◆ **GIVEN EXERCISE 1**: From the review of Visions of Empire, extract the passage from "(To be published" up to and including "their ultimate purpose.".
◆ **GIVEN EXERCISE 2**: Translate the following sentence from the review of Visions of Empire into Spanish: "They have been driven characteristically by a “civilizing mission”, a self-endowed certainty about their destiny and obligation to conquer and unite the whole world – which is obviously never fully achieved, but is always in some curious and self-evidently impossible way held to be their ultimate purpose."
◆ **GIVEN EXERCISE 3**: Carry on writing the review of Visions of Empire from the point at which it ends.

◆ **SELECTED EXCERPT**:

--- start ---

Visions of Empire: How Five Imperial Regimes Shaped The World, by Krishan Kumar, Princeton University Press, 2017, xviii + 576 pp., (cloth)

 

(To be published in The European Legacy in 2019)

 

The title of this book, “Visions of Empire”, expresses exactly what it is about: how different empires have seen or still do see themselves, what Empire meant or means to them, why and how they were or are motivated to behave and organize imperialistically. They have been driven characteristically by a “civilizing mission”, a self-endowed certainty about their destiny and obligation to conquer and unite the whole world – which is obviously never fully achieved, but is always in some curious and self-evidently impossible way held to be their ultimate purpose.

--- end ---

◆ **DATASET EXCERPTS**:
--- start ---

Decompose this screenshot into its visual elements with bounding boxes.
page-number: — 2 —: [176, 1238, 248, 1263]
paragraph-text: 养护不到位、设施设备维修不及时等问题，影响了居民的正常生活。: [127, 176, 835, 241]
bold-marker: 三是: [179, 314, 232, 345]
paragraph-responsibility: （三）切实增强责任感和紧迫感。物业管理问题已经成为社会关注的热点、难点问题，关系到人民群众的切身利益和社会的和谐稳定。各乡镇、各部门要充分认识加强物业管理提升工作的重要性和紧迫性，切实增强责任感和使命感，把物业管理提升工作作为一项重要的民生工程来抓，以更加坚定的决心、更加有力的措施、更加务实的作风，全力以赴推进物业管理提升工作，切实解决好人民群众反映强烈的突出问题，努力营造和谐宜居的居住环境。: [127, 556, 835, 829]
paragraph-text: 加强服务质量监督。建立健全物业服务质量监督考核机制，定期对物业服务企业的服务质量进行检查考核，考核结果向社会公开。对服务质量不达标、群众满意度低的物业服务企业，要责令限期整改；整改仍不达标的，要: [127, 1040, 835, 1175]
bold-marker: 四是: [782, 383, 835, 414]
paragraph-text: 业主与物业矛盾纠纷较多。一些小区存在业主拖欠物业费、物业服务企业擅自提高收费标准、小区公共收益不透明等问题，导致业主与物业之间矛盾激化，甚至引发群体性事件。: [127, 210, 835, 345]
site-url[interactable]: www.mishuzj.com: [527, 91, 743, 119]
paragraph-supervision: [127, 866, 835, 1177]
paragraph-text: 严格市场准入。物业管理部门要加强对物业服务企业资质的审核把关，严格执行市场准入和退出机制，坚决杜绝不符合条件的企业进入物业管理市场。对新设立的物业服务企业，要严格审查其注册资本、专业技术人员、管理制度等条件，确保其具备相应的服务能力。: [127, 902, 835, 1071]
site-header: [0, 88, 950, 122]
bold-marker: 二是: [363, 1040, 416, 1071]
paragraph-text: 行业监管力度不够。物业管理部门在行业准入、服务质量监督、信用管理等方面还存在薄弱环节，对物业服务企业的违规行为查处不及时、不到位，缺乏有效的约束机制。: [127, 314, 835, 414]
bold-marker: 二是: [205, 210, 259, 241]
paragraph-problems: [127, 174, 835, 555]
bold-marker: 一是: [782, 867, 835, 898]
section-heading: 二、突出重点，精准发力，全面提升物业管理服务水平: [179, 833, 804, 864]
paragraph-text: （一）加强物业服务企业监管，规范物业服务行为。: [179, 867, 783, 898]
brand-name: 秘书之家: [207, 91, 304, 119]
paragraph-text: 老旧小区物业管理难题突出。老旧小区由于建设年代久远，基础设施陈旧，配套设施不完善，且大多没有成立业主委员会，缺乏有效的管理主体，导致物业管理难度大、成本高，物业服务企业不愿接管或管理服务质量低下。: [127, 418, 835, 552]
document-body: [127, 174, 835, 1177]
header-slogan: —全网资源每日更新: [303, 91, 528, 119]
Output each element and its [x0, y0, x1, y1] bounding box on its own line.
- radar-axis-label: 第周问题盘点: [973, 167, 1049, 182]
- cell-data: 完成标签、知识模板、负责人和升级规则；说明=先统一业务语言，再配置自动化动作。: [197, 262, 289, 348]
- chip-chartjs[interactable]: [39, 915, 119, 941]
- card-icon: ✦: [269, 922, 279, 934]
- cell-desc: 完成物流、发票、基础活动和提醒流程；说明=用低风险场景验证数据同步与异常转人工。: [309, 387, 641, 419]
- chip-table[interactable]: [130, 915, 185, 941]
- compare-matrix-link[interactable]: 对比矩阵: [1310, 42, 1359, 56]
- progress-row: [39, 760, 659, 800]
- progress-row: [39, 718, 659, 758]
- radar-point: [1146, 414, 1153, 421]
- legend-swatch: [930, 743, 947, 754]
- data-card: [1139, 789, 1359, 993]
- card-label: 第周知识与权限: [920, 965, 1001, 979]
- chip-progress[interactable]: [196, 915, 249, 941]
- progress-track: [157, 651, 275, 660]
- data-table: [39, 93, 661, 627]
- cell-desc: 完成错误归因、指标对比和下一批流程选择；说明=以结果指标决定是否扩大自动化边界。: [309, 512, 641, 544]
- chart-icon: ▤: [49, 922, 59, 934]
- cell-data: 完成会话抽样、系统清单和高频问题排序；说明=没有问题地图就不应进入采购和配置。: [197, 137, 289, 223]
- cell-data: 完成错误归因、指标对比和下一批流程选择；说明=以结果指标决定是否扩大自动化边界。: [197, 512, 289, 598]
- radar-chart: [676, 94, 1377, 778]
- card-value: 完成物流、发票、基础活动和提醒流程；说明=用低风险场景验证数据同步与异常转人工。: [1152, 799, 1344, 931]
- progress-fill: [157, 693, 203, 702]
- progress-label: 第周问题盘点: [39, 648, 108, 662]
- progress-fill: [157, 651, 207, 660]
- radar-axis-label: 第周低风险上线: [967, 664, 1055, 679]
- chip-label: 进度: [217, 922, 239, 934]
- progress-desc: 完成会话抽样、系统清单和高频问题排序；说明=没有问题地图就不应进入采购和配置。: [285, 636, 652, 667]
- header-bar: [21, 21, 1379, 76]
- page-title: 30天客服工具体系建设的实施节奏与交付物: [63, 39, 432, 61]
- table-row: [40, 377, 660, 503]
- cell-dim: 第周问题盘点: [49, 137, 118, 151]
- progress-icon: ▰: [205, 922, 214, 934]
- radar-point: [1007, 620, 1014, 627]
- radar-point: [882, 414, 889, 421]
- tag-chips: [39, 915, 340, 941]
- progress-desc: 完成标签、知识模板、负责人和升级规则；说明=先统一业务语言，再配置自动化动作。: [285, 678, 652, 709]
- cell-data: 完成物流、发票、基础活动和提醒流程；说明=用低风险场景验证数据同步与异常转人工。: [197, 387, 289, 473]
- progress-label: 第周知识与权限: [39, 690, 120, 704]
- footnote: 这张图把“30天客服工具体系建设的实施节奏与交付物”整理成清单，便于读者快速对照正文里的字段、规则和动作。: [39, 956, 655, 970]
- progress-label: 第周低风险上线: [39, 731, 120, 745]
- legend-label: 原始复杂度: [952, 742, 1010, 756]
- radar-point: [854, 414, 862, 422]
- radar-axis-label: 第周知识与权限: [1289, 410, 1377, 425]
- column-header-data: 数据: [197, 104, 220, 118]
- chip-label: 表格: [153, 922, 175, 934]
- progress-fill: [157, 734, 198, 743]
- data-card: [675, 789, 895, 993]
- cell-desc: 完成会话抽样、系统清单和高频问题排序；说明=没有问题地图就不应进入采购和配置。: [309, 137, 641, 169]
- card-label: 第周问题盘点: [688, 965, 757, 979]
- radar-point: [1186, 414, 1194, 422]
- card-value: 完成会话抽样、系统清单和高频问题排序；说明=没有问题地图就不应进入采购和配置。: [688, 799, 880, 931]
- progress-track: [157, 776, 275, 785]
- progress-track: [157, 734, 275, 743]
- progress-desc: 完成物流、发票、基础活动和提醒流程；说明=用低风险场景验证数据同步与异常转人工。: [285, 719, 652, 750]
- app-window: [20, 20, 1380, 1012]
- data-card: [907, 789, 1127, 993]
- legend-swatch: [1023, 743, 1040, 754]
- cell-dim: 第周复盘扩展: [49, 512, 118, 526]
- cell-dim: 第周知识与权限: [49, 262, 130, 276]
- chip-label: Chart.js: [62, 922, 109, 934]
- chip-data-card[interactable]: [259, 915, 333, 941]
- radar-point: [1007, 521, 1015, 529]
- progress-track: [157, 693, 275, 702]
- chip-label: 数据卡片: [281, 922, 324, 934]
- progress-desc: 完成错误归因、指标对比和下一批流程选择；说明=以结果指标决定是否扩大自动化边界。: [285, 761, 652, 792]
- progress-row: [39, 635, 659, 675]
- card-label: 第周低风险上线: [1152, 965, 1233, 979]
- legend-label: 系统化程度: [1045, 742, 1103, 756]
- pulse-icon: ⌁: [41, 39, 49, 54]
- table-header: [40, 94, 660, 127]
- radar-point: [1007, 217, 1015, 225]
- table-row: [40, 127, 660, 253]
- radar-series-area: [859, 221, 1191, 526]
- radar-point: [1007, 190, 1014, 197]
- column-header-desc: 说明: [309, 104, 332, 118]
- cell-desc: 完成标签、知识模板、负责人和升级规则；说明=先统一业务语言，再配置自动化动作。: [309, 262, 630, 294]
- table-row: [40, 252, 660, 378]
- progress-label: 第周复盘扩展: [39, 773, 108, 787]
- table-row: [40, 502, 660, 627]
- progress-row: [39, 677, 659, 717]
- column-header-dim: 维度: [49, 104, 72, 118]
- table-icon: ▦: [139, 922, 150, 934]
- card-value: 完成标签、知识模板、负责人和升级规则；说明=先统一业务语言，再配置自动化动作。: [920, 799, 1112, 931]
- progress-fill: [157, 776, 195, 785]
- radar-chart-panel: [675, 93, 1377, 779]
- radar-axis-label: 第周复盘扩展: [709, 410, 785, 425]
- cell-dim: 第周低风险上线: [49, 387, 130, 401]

--- end ---

◆ **TASK ANSWER 1**:
(To be published in The European Legacy in 2019)

 

The title of this book, “Visions of Empire”, expresses exactly what it is about: how different empires have seen or still do see themselves, what Empire meant or means to them, why and how they were or are motivated to behave and organize imperialistically. They have been driven characteristically by a “civilizing mission”, a self-endowed certainty about their destiny and obligation to conquer and unite the whole world – which is obviously never fully achieved, but is always in some curious and self-evidently impossible way held to be their ultimate purpose.

◆ **TASK ANSWER 2**: Se han visto impulsados, de manera característica, por una «misión civilizadora», una certeza autoconferida acerca de su destino y de su obligación de conquistar y unir el mundo entero, lo cual, evidentemente, nunca se logra del todo, pero que siempre, de algún modo curioso y manifiestamente imposible, se considera su propósito último.

◆ **TASK ANSWER 3**:
For the five empires considered closely in this book, only in the pre-Constantinian Roman Empire, the Soviet empire, and in the Ottoman Empire, was Christianity not in one or another variant central to this “civilizing” Messianism (though the British and French Empires had large secular elements as well), and it is a mistake to think that this was no more than a mere ideological fig-leaf for the dark realities of greed. The thirst for power and superiority, the self-approbation and self-love that accompanied or still accompanies the imposition of one´s beliefs and culture upon others, is of course quite inseparable from the religious conversion or indoctrination of less powerful and subjugated peoples. But although material and economic “interests” always lock in with these beliefs, never are their pursuit the sole purpose of empires, Kumar believes. In the first place, empires have not been economically rewarding all the time for the imperial powers, whilst strong voices within these empires have often claimed that they are a burden. Thus free trade throughout the world, not colonization, was the best way for a Great Power to enrich itself, argued Richard Cobden, the arch British anti-imperialist in the Nineteenth Century. Whilst Sir Charles Dilke, in 1869 warned that “Flousy Britannia, with her anchor and ship, becomes a mysterious Oriental despotism, ruling a sixth of the human race.” (Quoted 338).

 

But a dominant, opposing view came from W.E.H. Lecky, as one example, who in 1893 claimed that “An England reduced to the limits which the Manchester School would assign to it would be an England shorn of the chief elements of its dignity in the world.” (Quoted 501). Here it seems it is “dignity”, above economic interest, that prompts imperialism.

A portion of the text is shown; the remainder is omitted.